Показанный фрагмент →
В этом втором смысле культура становится подобием спектакля, где разные политические и идеологические причины вовлекают друг друга в действие. Будучи далеко не мирным царством аполлоновской гармонии, культура может стать полем битвы, куда на свет божий выходят несколько идеалов и спорят друг с другом. Например, становится очевидным, что американских, французских или индийских студентов научили читать свою национальную классику прежде иностранной, и от них ожидают лояльности, подчас некритической, к своим нациям и традициям, наряду с очернением или ниспровержением других.
Проблема с таким пониманием культуры состоит в том, что оно влечет за собой не только почитание своей собственной культуры, но и представление о ней как о чем-то оторванном от повседневного мира, существующем над ним. В результате большинство профессиональных гуманитариев неспособны установить связь между продолжительной суровой жестокостью таких практик, как рабство, колониальное и расовое угнетение, имперское владычество, с одной стороны, и поэзией, прозой, философией общества, вовлеченного в эти практики, – с другой. Одна из сложных истин, открывшихся мне в процессе работы над этой книгой, состоит в том, как мало британских и французских мастеров среди тех, кем я восхищаюсь, видели проблему в том, какое представление о «субъекте» или «низших расах» доминирует среди чиновников, реализующих это представление в своей политике управления Индией или Алжиром. Эти представления были широко распространены, и они подпитывали имперское присоединение территорий на протяжении XIX века. Размышляя о Карлейле[14] и Рёскине[15] или даже о Диккенсе[16] и Теккерее[17], критики, на мой взгляд, часто относят представления этих авторов о колониальной экспансии, низших расах или «ниггерах» к другой области культуры. То есть к той возвышенной области деятельности, к которой эти авторы «истинно» принадлежат и в которой они создали «действительно» значимые произведения.

Показанные записи →
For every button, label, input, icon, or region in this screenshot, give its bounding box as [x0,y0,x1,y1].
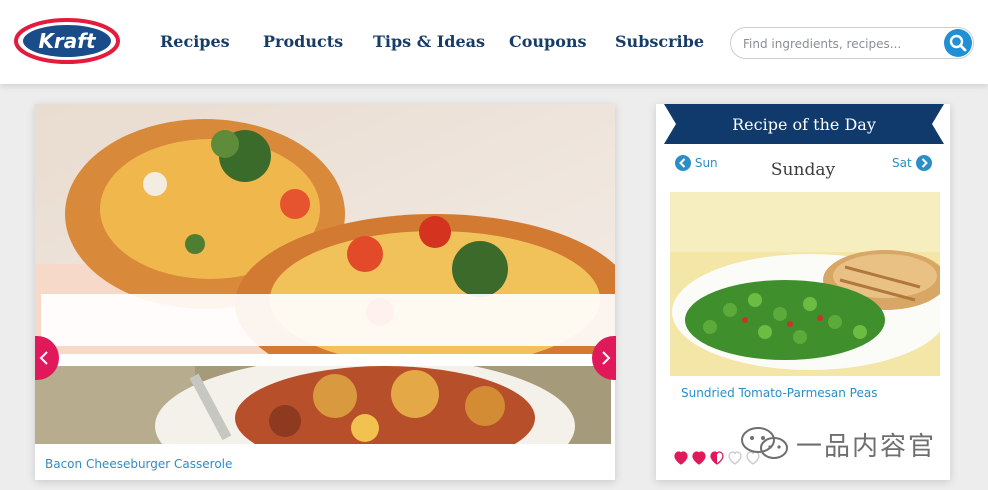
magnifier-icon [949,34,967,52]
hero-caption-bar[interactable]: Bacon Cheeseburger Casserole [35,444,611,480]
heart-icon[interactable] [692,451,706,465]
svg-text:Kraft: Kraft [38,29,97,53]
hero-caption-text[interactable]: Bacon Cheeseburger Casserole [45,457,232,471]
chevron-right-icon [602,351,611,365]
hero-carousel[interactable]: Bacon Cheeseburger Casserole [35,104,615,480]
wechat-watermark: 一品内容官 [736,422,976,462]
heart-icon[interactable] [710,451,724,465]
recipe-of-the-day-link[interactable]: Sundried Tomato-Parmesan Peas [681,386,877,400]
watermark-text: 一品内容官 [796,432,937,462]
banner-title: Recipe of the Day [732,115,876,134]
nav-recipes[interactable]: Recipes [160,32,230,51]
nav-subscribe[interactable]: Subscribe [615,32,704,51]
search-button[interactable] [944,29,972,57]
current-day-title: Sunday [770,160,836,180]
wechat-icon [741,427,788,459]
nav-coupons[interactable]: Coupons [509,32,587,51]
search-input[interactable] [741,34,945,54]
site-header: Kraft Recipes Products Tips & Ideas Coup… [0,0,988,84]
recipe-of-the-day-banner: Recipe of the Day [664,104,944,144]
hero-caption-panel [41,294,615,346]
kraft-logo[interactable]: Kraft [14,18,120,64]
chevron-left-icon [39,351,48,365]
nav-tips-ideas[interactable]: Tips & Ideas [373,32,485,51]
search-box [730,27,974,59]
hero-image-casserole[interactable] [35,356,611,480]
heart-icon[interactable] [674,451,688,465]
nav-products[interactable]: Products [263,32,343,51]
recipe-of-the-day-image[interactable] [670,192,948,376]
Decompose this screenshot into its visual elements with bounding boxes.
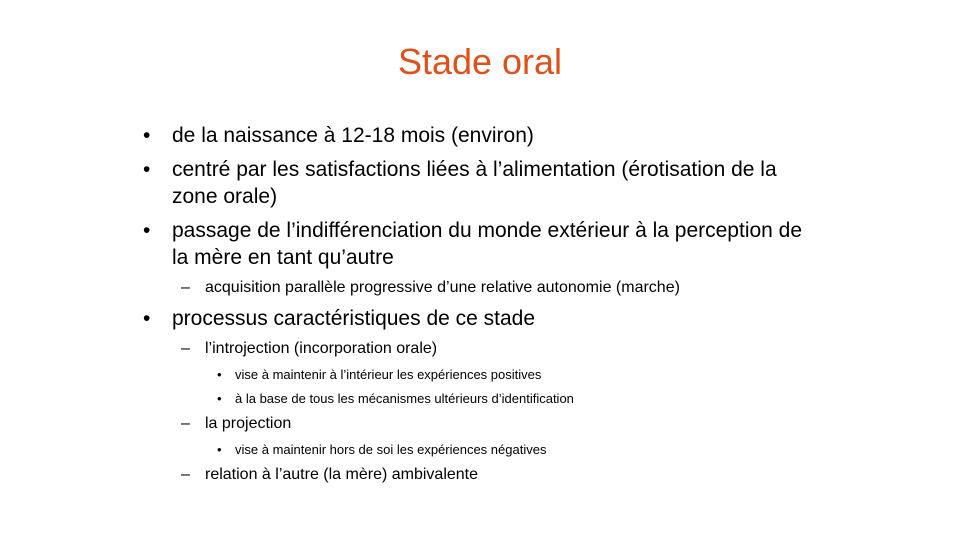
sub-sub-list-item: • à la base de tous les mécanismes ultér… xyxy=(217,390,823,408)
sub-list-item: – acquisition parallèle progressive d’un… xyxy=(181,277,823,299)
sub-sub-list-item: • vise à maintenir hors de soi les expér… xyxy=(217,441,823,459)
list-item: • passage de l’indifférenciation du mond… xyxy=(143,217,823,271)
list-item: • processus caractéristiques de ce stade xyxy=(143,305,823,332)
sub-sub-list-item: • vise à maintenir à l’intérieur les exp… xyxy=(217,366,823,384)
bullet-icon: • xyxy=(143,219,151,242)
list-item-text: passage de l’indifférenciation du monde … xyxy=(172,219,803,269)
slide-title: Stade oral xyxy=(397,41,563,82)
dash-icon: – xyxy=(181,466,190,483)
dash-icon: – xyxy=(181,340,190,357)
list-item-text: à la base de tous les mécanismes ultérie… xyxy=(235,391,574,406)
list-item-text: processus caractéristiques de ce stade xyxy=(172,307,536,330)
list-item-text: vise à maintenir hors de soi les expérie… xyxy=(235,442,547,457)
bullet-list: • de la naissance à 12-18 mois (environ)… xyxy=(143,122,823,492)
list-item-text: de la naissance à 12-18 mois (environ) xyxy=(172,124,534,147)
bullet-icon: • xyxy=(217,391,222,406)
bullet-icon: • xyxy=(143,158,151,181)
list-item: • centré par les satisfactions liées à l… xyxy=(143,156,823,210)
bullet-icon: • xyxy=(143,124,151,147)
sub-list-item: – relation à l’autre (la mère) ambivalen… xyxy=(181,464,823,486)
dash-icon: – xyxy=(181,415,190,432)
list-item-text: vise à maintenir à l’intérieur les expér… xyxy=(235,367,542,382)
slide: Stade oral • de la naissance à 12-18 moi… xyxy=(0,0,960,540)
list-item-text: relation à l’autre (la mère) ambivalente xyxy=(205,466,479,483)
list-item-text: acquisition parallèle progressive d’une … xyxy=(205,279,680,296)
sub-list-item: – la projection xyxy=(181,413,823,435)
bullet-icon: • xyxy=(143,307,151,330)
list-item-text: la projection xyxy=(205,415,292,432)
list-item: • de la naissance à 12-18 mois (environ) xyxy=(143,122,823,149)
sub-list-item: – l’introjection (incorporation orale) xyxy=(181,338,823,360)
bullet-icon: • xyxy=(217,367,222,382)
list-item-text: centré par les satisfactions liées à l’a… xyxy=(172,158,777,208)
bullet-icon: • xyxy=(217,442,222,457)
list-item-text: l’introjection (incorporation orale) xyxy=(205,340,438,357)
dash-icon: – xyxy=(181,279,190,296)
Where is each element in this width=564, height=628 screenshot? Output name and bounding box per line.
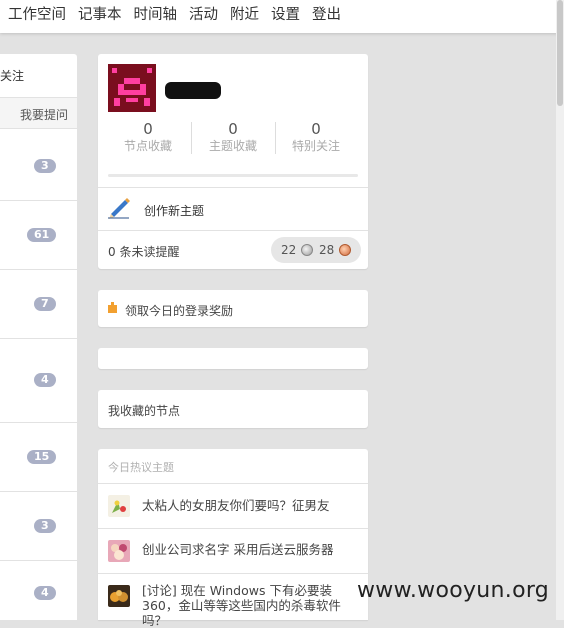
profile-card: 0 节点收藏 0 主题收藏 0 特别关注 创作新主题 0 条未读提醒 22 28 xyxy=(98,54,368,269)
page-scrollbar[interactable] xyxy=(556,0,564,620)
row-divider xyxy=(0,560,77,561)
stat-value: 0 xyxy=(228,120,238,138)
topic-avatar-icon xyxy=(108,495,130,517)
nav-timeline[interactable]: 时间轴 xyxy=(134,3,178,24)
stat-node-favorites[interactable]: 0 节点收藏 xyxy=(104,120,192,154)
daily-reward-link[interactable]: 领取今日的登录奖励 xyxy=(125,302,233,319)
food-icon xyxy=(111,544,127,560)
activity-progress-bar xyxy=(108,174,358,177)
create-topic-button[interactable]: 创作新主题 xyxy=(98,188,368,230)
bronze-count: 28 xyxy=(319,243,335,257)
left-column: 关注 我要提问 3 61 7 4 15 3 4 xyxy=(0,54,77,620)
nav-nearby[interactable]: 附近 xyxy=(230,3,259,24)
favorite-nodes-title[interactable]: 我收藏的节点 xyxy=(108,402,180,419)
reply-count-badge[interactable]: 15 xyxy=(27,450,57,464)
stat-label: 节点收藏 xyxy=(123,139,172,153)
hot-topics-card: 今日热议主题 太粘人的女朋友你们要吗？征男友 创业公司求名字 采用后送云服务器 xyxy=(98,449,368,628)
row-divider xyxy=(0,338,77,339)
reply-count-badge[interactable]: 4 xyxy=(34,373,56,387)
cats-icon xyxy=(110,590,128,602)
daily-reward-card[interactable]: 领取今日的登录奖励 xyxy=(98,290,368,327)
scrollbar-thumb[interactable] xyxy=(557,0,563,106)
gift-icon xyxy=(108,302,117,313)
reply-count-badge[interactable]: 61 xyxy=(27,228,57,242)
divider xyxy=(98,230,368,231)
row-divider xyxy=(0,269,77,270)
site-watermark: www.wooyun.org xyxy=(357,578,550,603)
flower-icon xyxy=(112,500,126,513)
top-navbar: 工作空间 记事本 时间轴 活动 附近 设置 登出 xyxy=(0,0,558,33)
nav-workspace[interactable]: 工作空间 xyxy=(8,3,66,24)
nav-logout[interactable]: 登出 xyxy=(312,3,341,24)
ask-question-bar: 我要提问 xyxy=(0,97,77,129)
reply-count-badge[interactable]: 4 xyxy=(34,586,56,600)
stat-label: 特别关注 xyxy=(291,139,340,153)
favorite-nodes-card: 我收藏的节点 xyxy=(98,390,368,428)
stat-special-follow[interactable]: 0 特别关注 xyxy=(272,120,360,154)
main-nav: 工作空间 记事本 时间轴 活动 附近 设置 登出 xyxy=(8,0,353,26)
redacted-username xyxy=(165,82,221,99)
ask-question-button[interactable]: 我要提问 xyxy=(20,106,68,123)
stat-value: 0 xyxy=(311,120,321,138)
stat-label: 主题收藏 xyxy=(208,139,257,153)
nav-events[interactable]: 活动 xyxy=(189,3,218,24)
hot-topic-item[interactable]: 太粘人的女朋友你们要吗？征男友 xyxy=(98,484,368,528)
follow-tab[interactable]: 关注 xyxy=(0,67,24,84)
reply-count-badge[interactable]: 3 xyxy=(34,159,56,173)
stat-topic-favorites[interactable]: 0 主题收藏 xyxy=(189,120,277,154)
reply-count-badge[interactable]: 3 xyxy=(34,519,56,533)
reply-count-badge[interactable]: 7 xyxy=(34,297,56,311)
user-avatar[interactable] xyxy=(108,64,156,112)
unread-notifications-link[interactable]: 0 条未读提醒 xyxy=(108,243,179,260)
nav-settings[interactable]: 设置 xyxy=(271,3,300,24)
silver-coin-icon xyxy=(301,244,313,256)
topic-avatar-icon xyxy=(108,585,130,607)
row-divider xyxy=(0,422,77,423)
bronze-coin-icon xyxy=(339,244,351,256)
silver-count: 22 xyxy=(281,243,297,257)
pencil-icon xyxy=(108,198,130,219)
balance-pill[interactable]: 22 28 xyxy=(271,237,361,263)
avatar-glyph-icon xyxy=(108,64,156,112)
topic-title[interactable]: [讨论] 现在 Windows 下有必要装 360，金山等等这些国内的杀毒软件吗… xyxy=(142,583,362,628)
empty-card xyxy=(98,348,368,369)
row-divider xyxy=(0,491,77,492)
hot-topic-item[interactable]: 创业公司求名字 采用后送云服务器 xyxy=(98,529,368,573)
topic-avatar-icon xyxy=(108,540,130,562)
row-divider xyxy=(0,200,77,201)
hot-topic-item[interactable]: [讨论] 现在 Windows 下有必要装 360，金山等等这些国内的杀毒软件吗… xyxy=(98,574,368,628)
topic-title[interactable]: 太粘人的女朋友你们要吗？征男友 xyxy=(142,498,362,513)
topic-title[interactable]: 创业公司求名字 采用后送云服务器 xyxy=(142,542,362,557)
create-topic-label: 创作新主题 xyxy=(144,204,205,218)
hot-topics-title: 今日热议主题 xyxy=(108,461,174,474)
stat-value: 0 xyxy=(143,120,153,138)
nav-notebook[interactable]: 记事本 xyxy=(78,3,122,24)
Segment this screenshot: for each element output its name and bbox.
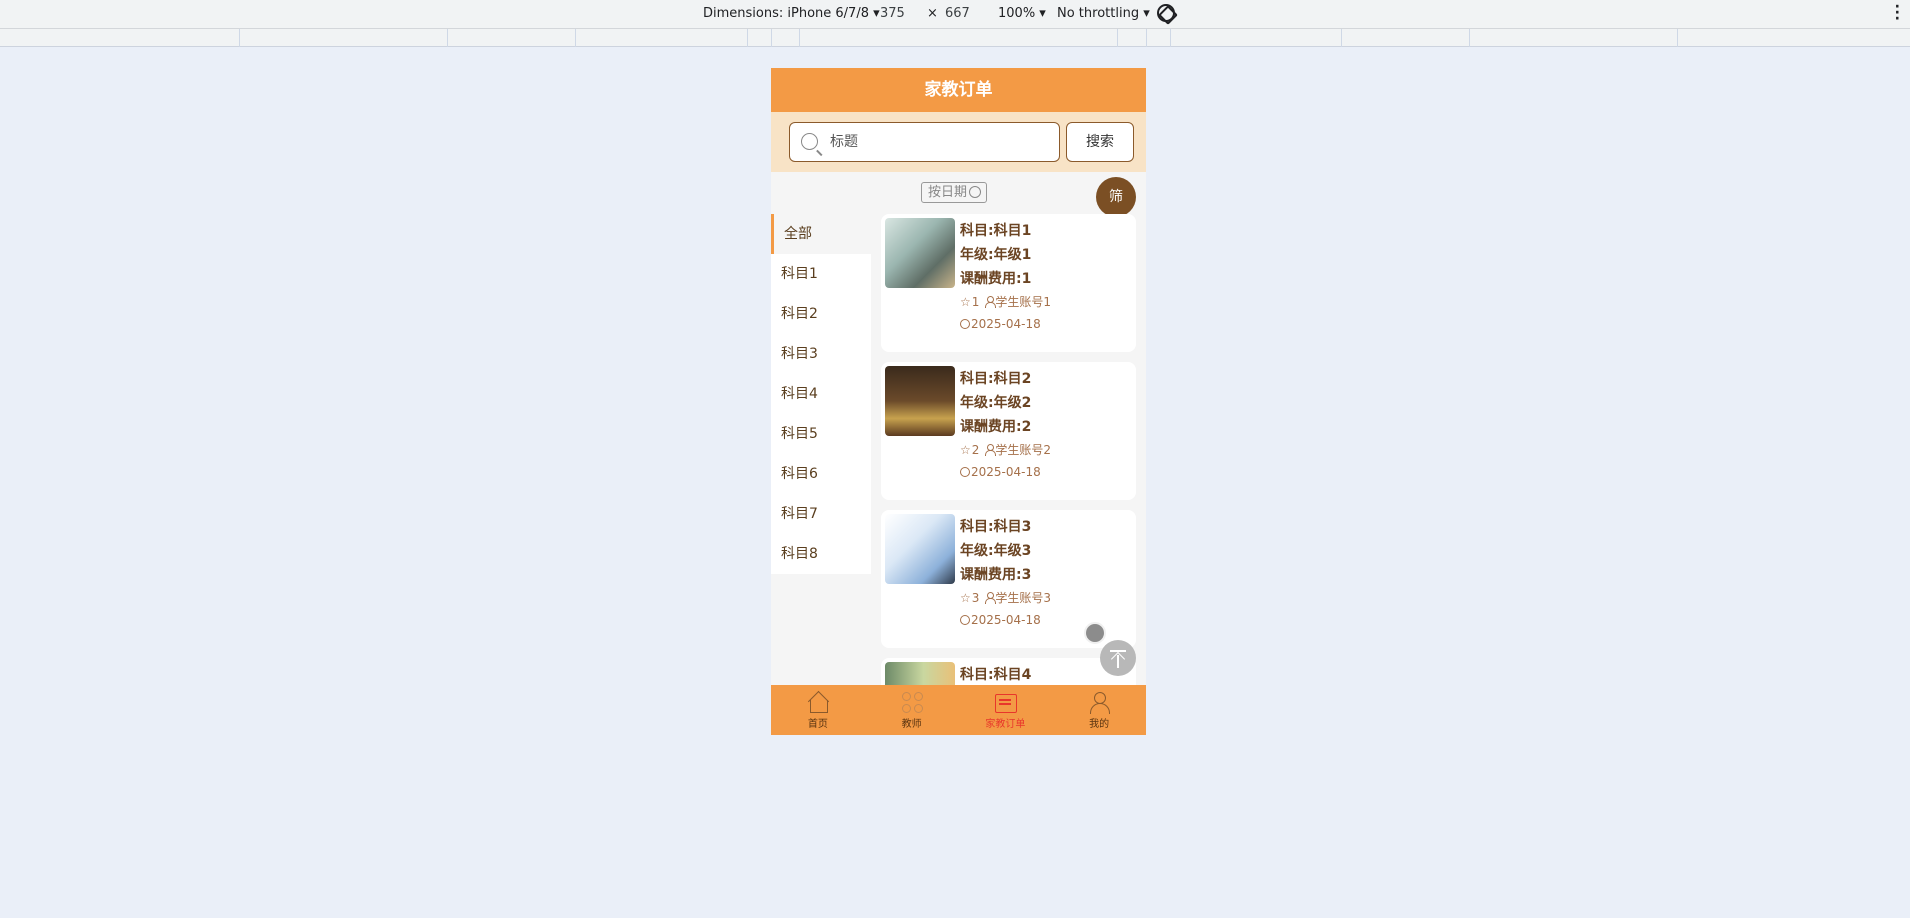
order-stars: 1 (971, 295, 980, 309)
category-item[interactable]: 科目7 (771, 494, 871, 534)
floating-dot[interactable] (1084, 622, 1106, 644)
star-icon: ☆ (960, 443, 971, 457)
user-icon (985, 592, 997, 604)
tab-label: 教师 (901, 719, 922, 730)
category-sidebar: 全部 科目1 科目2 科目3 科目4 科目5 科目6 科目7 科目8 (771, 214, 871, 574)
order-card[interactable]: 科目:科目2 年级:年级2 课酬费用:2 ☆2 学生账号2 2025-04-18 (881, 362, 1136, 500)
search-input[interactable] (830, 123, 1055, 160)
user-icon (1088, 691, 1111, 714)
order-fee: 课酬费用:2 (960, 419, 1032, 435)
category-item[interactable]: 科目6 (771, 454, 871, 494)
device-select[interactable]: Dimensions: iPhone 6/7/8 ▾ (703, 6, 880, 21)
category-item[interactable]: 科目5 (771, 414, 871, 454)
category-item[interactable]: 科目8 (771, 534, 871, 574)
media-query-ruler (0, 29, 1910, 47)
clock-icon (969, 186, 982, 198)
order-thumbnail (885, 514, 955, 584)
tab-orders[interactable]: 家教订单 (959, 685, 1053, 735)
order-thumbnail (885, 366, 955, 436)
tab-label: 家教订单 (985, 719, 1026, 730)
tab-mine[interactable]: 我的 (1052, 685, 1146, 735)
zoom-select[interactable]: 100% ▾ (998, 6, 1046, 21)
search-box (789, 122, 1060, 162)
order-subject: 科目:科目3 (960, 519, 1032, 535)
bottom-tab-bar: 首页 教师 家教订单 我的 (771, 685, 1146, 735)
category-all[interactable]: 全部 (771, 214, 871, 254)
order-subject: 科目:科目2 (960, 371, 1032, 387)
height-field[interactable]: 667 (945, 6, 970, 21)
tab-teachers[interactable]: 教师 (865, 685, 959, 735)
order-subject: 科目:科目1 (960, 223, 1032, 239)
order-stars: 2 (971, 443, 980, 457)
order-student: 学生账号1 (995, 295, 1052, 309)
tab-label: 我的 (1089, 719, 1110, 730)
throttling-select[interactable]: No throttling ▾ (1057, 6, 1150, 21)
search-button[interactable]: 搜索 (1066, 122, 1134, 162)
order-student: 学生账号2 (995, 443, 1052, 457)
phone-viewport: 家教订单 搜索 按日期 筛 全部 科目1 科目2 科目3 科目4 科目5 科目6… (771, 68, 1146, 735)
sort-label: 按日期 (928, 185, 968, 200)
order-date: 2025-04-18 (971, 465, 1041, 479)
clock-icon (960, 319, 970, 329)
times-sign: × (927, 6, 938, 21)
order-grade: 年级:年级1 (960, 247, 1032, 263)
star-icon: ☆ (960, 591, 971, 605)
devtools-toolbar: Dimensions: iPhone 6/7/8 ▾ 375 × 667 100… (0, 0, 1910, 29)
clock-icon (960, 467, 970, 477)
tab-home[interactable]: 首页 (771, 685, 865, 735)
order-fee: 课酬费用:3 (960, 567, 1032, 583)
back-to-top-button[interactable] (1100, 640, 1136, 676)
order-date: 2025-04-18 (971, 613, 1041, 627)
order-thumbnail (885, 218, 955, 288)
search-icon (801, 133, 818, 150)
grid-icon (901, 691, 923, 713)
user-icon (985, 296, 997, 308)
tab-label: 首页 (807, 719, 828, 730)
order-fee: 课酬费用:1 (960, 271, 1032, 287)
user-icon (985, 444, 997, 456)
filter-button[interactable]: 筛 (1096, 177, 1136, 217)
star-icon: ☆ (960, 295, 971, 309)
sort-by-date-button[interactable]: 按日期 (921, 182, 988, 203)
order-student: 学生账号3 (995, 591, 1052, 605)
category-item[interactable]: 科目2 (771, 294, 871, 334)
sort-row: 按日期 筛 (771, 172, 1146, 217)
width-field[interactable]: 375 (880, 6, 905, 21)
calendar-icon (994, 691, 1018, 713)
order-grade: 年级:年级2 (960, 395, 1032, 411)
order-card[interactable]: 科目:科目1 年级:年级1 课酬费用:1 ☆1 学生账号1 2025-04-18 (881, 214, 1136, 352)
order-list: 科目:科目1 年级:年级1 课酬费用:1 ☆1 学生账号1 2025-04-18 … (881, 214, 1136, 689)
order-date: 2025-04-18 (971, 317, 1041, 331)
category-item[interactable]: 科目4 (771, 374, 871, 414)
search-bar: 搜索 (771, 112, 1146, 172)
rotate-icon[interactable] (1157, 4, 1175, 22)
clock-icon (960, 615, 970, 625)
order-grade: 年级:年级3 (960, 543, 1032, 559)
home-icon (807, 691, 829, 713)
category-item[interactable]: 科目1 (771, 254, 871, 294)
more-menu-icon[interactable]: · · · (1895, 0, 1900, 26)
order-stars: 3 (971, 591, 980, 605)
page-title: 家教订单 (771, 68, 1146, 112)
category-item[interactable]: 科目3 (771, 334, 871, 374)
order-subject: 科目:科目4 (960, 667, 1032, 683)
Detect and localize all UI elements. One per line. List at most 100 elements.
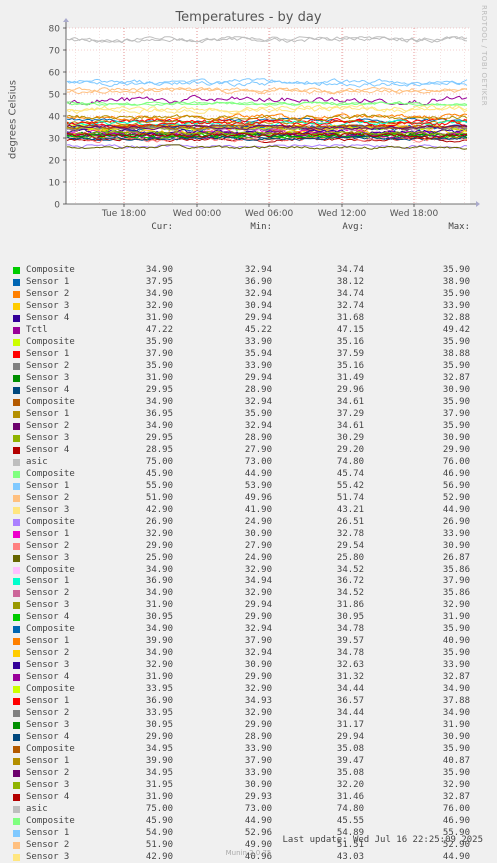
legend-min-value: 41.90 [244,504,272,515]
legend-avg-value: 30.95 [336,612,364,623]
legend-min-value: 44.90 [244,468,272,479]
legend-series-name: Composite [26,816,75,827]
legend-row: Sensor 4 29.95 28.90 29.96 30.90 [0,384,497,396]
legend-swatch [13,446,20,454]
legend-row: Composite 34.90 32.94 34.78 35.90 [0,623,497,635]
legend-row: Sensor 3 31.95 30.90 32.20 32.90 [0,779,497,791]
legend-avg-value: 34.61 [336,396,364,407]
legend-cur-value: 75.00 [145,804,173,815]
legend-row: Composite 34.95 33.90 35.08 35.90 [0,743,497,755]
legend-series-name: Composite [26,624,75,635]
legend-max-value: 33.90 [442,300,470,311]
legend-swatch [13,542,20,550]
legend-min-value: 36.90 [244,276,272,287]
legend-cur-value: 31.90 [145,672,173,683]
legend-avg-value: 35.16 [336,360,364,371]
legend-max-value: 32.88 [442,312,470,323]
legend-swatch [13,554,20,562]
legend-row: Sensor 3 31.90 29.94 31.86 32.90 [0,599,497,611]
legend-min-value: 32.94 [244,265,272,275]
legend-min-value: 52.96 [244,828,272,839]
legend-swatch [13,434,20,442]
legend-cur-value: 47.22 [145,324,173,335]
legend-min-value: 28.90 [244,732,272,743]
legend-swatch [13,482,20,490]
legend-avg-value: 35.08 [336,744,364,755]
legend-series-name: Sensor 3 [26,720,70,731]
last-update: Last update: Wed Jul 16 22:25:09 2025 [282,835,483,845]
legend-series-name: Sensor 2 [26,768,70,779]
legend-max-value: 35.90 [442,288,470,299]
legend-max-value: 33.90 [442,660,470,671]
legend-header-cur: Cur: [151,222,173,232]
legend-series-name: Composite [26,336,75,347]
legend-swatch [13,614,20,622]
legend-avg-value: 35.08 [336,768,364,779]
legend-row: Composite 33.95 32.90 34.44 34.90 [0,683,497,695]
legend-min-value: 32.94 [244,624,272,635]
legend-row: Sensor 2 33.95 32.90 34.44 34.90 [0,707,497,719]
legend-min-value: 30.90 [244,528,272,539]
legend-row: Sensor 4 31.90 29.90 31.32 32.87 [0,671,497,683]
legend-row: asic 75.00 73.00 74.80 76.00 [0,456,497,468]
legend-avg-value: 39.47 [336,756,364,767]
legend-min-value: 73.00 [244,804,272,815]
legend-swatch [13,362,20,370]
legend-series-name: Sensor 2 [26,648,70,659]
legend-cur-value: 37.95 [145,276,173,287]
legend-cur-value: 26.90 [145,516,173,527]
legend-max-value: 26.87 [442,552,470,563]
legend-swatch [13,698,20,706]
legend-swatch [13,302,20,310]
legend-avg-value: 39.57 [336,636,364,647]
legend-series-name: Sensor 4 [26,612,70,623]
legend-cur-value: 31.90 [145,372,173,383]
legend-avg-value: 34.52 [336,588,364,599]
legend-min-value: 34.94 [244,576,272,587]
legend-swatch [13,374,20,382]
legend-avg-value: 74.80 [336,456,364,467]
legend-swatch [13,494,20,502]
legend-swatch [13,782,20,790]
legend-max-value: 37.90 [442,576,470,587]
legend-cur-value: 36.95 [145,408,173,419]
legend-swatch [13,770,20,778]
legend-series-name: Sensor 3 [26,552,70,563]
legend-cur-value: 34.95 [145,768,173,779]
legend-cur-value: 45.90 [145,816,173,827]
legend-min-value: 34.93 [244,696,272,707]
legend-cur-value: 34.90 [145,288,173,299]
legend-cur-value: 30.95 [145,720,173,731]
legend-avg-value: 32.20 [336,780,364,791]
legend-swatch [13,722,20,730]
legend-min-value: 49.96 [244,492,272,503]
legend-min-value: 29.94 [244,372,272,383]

Что сделать →
A. Замените «студентов» на «школьников» во фрагменте о культуре и приведите ту часть, что начинается со слов «В этом втором» и заканчивается словами «или ниспровержением других.».
B. Допишите следующую часть фрагмента о культуре после его последнего предложения.
Записи даны как самостоятельный материал, отдельный от фрагмента.

Ответы →
A.
В этом втором смысле культура становится подобием спектакля, где разные политические и идеологические причины вовлекают друг друга в действие. Будучи далеко не мирным царством аполлоновской гармонии, культура может стать полем битвы, куда на свет божий выходят несколько идеалов и спорят друг с другом. Например, становится очевидным, что американских, французских или индийских школьников научили читать свою национальную классику прежде иностранной, и от них ожидают лояльности, подчас некритической, к своим нациям и традициям, наряду с очернением или ниспровержением других.

B.
Культура, понимаемая таким образом, может стать защитной оболочкой: оставляйте всю свою политику за дверью и заходите. Как человек, посвятивший всю свою профессиональную жизнь преподаванию литературы, а выросший при этом в колониальном довоенном[18] мире, я поставил перед собой задачу не рассматривать культуру таким образом – то есть как стерильную сферу, охраняемую от мирских связей, – а напротив, как исключительно разнообразное поле деятельности. Романы и другие книги, проанализированные в этой работе, выбраны мной прежде всего потому, что я считаю их достойными уважения и восхищения произведениями искусства и средствами обучения; я, наряду со многими другими читателями, получил от них много удовольствия и пользы. Но я видел свою задачу не только в том, чтобы показать, в чем состоят эти удовольствие и польза, но также и в том, чтобы связать их с имперским процессом, частью которого они, совершенно не маскируясь, служили. Не пытаясь осуждать их участие в реальной жизни современных им обществ или не замечать его, я предполагаю, что анализ этого, ранее игнорируемого, аспекта существования произведений повышает ценность их чтения и понимания нами.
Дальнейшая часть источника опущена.